Recorded data

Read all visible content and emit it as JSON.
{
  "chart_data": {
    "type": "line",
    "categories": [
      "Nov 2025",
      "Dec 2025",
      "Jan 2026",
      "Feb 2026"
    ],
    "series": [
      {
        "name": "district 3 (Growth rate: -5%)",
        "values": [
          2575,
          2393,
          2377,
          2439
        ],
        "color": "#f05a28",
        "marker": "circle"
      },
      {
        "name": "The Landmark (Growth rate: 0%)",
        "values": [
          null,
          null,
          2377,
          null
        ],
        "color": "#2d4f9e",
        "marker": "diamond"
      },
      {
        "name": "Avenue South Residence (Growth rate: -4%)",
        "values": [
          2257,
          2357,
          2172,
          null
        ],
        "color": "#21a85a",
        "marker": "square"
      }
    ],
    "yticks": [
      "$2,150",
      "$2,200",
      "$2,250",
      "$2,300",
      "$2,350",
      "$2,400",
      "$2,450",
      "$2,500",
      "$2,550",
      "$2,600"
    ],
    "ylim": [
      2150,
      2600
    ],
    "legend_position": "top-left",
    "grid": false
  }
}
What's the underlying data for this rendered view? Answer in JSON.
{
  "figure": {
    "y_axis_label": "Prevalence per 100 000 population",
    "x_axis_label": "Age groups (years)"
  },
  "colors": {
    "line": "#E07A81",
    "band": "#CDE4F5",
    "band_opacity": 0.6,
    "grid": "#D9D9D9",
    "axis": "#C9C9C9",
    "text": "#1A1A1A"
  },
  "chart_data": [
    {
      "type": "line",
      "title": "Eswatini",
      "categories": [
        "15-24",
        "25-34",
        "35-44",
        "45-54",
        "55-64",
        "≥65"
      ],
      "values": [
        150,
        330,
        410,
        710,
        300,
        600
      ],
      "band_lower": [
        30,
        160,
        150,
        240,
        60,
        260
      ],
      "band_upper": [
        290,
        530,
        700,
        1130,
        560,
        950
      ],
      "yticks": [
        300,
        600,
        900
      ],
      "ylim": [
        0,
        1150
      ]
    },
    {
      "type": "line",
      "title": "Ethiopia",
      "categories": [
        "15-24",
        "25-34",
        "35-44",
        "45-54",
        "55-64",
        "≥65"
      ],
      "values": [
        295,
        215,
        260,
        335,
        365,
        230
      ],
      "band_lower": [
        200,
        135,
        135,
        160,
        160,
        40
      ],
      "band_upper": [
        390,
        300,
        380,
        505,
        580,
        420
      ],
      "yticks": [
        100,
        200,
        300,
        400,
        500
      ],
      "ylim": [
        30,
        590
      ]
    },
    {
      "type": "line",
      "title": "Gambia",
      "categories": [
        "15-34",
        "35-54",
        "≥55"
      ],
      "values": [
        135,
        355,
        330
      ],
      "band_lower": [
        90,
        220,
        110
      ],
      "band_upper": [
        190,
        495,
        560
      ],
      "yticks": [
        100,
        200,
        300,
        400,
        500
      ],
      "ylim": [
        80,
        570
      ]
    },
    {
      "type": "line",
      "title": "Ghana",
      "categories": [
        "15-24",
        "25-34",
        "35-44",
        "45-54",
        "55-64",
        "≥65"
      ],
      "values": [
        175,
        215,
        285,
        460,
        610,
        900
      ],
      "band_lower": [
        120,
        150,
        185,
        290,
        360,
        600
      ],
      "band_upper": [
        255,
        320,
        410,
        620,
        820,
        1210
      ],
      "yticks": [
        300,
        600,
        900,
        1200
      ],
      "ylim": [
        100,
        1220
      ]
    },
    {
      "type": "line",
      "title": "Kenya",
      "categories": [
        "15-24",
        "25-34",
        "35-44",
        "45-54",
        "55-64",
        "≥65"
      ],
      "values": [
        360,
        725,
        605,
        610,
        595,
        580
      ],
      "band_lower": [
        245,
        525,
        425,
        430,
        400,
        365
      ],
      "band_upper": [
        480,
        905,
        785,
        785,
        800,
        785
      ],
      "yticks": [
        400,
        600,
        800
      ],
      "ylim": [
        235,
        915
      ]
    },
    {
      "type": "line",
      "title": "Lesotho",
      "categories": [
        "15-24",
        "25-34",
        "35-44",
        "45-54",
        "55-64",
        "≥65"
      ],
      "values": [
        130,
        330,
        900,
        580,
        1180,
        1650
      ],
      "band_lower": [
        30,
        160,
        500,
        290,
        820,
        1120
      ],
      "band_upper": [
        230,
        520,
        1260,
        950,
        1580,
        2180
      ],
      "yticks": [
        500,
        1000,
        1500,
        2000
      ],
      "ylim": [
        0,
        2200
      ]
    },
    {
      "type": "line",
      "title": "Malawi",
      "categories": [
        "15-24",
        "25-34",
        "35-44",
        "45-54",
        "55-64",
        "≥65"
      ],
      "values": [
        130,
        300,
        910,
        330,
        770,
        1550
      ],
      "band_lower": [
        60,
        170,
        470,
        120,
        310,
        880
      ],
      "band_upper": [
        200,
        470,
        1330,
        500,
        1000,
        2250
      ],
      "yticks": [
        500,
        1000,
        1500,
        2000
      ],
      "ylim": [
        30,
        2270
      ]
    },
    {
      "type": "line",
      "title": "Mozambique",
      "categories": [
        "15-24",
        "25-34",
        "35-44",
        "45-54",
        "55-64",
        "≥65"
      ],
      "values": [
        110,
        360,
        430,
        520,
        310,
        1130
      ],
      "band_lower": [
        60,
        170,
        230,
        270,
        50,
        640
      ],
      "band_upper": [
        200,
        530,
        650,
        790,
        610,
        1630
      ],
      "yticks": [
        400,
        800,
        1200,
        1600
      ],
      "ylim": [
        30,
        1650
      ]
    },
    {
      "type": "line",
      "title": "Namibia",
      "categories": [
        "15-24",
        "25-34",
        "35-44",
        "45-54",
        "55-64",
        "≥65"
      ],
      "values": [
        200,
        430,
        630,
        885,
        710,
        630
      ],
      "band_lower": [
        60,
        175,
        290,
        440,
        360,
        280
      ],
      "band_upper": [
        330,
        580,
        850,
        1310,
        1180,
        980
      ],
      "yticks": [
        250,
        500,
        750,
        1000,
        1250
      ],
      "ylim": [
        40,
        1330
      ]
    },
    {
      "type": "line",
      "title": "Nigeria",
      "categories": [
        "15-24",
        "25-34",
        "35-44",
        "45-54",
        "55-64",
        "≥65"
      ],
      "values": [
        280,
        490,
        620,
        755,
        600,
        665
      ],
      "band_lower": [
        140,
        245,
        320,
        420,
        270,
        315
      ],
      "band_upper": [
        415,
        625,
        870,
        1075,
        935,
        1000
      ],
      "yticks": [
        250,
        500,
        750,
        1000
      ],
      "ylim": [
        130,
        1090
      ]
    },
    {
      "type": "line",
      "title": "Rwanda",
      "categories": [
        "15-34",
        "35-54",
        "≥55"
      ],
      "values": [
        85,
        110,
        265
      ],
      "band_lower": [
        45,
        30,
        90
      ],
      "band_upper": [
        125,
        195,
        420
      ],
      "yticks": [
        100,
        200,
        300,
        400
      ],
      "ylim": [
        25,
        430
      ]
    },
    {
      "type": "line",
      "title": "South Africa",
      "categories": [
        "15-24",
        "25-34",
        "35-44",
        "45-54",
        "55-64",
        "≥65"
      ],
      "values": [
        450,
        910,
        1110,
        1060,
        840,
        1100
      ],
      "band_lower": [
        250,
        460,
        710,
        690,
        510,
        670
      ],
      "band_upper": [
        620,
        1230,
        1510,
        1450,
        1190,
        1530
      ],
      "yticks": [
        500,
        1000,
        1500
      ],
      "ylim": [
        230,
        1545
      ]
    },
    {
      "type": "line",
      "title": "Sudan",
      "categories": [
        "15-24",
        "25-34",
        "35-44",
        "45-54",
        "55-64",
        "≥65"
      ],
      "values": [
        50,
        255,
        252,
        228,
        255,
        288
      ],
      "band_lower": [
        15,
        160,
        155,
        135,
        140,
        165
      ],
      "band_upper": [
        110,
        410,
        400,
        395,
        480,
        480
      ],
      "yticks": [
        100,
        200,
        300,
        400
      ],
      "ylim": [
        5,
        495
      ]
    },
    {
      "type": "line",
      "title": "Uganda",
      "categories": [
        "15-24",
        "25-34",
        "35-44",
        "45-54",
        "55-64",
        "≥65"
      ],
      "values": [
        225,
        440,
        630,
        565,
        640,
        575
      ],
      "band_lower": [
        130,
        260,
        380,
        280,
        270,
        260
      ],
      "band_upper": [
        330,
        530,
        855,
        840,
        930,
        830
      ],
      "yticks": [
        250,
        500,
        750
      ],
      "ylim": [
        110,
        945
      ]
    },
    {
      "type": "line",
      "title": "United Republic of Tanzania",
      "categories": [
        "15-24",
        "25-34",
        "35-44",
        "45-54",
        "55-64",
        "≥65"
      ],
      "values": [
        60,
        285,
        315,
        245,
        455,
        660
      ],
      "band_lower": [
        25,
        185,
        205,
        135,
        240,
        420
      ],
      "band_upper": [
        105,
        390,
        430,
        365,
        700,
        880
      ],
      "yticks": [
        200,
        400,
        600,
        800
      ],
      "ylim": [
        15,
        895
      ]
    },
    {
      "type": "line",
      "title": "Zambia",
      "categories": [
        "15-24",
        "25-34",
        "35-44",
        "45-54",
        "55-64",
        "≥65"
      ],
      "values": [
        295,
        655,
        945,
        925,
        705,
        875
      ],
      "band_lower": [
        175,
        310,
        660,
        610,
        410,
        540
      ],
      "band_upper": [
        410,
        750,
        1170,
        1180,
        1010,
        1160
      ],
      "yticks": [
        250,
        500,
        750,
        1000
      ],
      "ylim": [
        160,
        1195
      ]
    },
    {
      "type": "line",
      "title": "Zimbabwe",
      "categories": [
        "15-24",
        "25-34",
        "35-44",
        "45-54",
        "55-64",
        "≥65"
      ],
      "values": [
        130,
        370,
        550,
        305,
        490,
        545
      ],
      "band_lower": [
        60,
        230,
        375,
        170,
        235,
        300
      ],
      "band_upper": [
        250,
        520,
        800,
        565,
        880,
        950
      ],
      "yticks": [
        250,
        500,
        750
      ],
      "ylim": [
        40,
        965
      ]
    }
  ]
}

Exercise instructions:
Look through the entries and return every line where "marker" appears.

Answer for the task:
        "marker": "circle"
        "marker": "diamond"
        "marker": "square"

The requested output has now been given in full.